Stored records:
+ + + +

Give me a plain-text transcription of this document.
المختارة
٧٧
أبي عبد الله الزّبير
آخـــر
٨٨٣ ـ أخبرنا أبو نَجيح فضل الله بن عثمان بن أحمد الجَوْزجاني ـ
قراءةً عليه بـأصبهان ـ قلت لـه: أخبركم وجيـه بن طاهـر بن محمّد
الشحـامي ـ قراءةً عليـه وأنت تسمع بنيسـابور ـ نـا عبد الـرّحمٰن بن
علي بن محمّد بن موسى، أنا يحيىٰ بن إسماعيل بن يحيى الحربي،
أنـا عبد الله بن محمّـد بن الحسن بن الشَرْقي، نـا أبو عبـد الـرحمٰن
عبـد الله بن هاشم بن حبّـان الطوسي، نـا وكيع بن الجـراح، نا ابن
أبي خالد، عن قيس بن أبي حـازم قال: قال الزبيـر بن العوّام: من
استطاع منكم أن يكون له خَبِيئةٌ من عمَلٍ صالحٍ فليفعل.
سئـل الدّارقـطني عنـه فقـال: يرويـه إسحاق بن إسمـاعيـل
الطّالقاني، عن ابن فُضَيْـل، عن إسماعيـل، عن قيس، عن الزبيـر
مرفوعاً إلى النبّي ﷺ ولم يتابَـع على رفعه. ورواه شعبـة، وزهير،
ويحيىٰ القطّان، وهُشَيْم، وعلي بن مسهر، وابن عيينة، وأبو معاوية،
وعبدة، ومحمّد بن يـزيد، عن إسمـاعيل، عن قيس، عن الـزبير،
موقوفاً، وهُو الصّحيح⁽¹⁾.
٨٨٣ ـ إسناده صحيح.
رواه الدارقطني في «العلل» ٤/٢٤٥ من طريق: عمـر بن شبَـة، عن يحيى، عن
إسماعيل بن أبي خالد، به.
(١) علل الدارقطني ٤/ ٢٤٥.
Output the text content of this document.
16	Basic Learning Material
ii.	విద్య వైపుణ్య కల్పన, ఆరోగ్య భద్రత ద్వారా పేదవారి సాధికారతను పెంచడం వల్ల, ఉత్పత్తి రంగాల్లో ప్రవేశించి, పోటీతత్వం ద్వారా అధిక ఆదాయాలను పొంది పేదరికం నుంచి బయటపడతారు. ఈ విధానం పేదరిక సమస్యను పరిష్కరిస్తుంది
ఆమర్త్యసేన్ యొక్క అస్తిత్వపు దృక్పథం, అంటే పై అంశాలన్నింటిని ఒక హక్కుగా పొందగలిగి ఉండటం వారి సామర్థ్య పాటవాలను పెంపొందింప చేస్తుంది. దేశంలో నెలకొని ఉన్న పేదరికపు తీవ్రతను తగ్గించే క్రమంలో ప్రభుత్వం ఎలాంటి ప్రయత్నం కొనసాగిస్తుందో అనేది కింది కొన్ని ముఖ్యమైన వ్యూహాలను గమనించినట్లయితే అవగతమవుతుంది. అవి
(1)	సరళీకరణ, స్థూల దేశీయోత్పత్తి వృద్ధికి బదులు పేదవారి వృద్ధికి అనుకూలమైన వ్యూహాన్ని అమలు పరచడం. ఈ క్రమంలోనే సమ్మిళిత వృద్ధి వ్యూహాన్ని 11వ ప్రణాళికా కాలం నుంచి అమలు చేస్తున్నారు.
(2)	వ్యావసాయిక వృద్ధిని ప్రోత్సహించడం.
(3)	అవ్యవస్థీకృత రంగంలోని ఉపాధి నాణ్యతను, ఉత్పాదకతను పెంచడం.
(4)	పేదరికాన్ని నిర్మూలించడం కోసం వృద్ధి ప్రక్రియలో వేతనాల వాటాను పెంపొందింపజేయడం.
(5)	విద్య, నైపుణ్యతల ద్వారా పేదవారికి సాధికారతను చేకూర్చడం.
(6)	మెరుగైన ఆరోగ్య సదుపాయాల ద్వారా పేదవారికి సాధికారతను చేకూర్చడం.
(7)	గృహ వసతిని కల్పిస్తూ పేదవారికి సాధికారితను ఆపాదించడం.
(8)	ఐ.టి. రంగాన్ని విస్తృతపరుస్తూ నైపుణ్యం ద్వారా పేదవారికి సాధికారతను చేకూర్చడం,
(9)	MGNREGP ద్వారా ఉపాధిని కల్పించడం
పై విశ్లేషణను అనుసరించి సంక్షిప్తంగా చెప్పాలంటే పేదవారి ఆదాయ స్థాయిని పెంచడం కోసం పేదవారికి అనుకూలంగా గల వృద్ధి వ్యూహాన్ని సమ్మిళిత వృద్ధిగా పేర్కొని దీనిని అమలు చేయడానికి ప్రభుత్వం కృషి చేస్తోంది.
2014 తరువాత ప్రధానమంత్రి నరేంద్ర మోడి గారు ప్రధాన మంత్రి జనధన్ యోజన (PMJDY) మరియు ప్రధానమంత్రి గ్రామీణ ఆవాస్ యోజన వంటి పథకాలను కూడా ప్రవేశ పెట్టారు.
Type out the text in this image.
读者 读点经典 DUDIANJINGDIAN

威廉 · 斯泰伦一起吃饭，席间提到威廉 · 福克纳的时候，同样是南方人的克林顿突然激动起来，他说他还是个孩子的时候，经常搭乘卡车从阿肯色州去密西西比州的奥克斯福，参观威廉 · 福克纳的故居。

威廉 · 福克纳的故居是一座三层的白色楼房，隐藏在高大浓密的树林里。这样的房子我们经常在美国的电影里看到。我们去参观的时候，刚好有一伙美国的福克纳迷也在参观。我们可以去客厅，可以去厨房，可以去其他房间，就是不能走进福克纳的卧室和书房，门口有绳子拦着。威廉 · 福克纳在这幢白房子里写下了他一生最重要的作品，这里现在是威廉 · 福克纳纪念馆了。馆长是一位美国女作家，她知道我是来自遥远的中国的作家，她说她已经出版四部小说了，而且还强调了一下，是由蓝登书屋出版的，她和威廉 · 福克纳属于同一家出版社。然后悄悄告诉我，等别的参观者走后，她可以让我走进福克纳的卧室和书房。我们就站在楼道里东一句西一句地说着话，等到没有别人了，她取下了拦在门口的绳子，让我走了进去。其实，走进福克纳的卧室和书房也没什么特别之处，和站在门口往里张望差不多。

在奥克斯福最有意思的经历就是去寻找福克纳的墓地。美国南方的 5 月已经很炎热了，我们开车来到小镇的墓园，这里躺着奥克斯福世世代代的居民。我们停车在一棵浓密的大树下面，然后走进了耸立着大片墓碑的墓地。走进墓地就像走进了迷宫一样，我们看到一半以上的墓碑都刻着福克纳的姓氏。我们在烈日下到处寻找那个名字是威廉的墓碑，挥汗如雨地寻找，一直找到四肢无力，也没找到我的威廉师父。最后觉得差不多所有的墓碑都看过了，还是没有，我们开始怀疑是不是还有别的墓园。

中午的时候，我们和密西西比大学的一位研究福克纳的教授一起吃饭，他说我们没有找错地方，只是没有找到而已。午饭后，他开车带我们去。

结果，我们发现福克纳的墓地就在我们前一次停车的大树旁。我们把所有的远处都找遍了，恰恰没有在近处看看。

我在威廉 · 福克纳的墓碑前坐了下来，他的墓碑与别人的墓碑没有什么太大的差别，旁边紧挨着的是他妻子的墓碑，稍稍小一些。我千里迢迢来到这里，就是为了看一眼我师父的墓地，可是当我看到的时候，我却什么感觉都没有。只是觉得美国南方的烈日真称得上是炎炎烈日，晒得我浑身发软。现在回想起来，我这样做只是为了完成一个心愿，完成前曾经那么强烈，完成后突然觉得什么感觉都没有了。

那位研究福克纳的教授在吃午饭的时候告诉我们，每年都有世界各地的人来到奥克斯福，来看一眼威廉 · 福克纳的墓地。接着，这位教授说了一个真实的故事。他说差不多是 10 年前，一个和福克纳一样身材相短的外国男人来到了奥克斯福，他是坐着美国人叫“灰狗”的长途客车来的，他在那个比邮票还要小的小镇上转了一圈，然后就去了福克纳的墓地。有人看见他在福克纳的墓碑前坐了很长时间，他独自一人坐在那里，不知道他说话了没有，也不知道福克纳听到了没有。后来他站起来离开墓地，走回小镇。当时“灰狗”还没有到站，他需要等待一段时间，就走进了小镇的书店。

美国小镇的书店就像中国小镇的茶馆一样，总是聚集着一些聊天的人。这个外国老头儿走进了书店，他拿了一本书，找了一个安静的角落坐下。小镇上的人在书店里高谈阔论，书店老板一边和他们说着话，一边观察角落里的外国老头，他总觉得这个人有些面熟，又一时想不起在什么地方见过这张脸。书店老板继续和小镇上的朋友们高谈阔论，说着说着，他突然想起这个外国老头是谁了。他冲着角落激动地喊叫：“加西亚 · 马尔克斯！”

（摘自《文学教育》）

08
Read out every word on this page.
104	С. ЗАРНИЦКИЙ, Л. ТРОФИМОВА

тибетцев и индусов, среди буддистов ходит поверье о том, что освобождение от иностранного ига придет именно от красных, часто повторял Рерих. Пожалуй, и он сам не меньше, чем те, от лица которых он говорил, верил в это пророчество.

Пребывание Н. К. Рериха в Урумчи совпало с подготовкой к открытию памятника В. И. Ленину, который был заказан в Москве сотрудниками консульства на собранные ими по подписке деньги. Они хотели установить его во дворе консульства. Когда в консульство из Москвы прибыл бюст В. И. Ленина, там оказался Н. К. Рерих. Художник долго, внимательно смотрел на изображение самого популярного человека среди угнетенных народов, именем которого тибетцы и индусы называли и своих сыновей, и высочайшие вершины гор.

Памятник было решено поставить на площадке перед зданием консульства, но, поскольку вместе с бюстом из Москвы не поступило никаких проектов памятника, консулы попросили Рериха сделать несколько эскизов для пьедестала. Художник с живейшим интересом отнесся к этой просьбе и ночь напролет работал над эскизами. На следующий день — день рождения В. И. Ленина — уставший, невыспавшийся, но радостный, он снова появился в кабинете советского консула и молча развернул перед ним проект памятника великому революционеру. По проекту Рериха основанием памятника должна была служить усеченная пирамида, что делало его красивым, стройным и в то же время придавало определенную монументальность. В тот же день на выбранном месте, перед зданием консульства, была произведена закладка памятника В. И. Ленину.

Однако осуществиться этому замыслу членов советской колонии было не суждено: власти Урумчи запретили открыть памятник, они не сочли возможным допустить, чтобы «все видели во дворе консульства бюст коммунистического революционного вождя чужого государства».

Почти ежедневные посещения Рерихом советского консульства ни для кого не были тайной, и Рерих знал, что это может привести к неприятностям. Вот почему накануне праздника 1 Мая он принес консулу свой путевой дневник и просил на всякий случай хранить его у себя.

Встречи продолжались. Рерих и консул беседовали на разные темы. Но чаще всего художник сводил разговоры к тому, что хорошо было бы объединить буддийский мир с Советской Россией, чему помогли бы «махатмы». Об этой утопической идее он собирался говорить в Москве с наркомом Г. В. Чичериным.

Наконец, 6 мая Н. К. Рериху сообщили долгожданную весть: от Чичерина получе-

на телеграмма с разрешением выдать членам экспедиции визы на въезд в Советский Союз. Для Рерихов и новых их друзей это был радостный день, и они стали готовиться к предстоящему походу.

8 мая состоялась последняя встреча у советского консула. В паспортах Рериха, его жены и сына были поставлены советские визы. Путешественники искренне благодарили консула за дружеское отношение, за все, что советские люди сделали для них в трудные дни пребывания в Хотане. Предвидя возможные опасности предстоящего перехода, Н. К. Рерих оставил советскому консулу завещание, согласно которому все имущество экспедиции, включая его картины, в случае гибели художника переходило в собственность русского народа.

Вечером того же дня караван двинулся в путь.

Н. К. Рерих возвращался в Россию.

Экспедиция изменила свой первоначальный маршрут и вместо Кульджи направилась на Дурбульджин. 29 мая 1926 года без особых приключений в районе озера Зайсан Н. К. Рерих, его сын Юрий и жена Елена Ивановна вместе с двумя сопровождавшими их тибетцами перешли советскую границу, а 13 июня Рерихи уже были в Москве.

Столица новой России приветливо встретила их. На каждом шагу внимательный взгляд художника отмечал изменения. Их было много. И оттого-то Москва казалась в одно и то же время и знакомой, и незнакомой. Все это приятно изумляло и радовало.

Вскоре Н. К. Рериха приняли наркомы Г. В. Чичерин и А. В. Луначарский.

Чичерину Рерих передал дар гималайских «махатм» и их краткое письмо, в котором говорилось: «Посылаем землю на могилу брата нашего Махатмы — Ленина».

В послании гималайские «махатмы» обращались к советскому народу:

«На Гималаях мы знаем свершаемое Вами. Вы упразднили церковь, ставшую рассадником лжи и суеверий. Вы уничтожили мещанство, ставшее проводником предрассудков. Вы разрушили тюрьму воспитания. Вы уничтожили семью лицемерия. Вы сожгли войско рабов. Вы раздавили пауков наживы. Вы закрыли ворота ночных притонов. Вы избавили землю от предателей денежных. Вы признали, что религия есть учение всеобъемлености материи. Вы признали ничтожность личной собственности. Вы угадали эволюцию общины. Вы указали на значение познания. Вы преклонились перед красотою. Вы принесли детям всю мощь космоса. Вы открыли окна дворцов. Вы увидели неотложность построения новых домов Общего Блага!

+ + + +

The task: Give the number of lines in the entries above that include the string "свой". No other output is expected.

Result of the task: 2